**DIRECTION**
Copy each line of the data below exactly, leaving out pictures.

Dataset records:
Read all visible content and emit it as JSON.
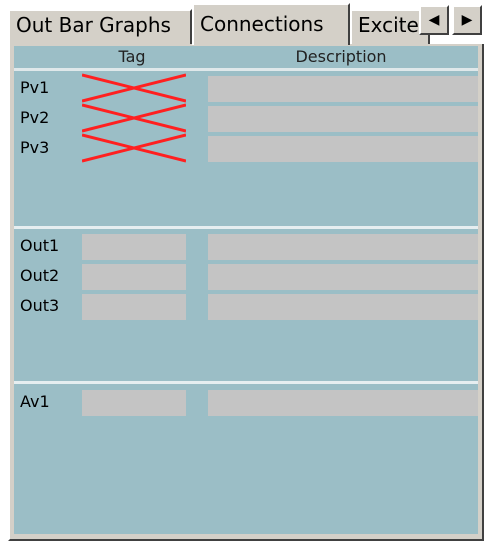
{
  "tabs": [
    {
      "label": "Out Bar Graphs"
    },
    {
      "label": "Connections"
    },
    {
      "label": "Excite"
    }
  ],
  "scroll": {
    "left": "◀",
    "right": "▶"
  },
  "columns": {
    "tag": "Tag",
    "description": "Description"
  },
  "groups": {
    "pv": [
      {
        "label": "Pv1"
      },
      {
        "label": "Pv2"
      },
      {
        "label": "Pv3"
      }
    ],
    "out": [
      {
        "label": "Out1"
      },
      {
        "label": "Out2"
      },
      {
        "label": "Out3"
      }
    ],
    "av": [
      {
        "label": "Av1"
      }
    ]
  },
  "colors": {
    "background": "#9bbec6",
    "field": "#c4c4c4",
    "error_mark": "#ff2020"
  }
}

**THE RESPONSE**
Read all visible content and emit it as JSON.
{
  "tabs": [
    {
      "label": "Out Bar Graphs"
    },
    {
      "label": "Connections"
    },
    {
      "label": "Excite"
    }
  ],
  "scroll": {
    "left": "◀",
    "right": "▶"
  },
  "columns": {
    "tag": "Tag",
    "description": "Description"
  },
  "groups": {
    "pv": [
      {
        "label": "Pv1"
      },
      {
        "label": "Pv2"
      },
      {
        "label": "Pv3"
      }
    ],
    "out": [
      {
        "label": "Out1"
      },
      {
        "label": "Out2"
      },
      {
        "label": "Out3"
      }
    ],
    "av": [
      {
        "label": "Av1"
      }
    ]
  },
  "colors": {
    "background": "#9bbec6",
    "field": "#c4c4c4",
    "error_mark": "#ff2020"
  }
}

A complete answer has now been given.